*Task to carry out*: Output the full listing below exactly as it reads, and skip anything that is a picture.

*Information provided*:
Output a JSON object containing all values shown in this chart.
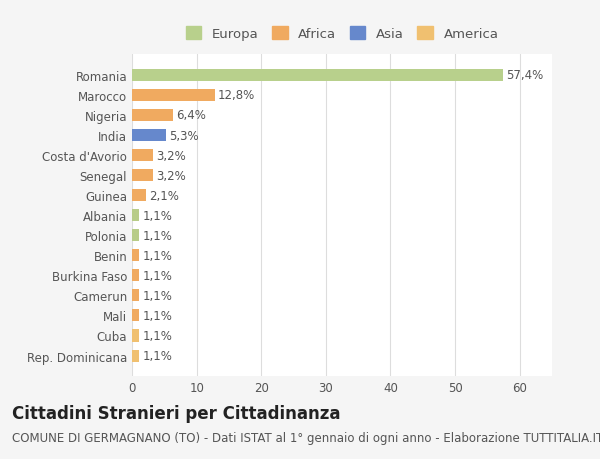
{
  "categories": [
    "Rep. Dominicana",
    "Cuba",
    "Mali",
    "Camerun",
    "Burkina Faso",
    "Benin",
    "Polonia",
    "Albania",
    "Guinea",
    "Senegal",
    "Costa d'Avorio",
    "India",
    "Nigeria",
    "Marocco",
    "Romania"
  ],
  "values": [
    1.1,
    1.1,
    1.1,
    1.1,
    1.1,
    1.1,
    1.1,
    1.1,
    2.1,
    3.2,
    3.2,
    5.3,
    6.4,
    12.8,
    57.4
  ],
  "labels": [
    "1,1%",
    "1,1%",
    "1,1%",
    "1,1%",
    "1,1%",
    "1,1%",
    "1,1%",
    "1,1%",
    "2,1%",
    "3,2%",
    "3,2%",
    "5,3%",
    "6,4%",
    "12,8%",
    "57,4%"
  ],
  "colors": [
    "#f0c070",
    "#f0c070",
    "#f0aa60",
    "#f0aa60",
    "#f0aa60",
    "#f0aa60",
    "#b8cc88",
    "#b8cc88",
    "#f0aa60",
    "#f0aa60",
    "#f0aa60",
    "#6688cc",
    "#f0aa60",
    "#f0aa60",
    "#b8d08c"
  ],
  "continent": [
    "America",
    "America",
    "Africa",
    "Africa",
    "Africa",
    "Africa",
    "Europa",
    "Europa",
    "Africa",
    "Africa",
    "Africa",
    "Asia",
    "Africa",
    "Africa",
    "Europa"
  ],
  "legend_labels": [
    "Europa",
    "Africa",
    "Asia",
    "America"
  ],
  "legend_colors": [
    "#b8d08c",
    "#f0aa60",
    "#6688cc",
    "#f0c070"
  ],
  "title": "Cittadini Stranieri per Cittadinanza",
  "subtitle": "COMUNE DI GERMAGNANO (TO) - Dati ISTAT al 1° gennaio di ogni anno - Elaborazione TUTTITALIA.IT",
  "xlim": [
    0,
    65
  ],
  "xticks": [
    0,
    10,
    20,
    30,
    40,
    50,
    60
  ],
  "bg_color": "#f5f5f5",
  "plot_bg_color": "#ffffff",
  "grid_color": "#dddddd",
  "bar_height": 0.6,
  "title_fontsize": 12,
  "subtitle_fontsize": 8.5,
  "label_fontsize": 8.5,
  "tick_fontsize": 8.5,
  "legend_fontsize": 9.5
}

*Expected answer*:
Output a JSON object containing all values shown in this chart.
{
  "categories": [
    "Rep. Dominicana",
    "Cuba",
    "Mali",
    "Camerun",
    "Burkina Faso",
    "Benin",
    "Polonia",
    "Albania",
    "Guinea",
    "Senegal",
    "Costa d'Avorio",
    "India",
    "Nigeria",
    "Marocco",
    "Romania"
  ],
  "values": [
    1.1,
    1.1,
    1.1,
    1.1,
    1.1,
    1.1,
    1.1,
    1.1,
    2.1,
    3.2,
    3.2,
    5.3,
    6.4,
    12.8,
    57.4
  ],
  "labels": [
    "1,1%",
    "1,1%",
    "1,1%",
    "1,1%",
    "1,1%",
    "1,1%",
    "1,1%",
    "1,1%",
    "2,1%",
    "3,2%",
    "3,2%",
    "5,3%",
    "6,4%",
    "12,8%",
    "57,4%"
  ],
  "colors": [
    "#f0c070",
    "#f0c070",
    "#f0aa60",
    "#f0aa60",
    "#f0aa60",
    "#f0aa60",
    "#b8cc88",
    "#b8cc88",
    "#f0aa60",
    "#f0aa60",
    "#f0aa60",
    "#6688cc",
    "#f0aa60",
    "#f0aa60",
    "#b8d08c"
  ],
  "continent": [
    "America",
    "America",
    "Africa",
    "Africa",
    "Africa",
    "Africa",
    "Europa",
    "Europa",
    "Africa",
    "Africa",
    "Africa",
    "Asia",
    "Africa",
    "Africa",
    "Europa"
  ],
  "legend_labels": [
    "Europa",
    "Africa",
    "Asia",
    "America"
  ],
  "legend_colors": [
    "#b8d08c",
    "#f0aa60",
    "#6688cc",
    "#f0c070"
  ],
  "title": "Cittadini Stranieri per Cittadinanza",
  "subtitle": "COMUNE DI GERMAGNANO (TO) - Dati ISTAT al 1° gennaio di ogni anno - Elaborazione TUTTITALIA.IT",
  "xlim": [
    0,
    65
  ],
  "xticks": [
    0,
    10,
    20,
    30,
    40,
    50,
    60
  ],
  "bg_color": "#f5f5f5",
  "plot_bg_color": "#ffffff",
  "grid_color": "#dddddd",
  "bar_height": 0.6,
  "title_fontsize": 12,
  "subtitle_fontsize": 8.5,
  "label_fontsize": 8.5,
  "tick_fontsize": 8.5,
  "legend_fontsize": 9.5
}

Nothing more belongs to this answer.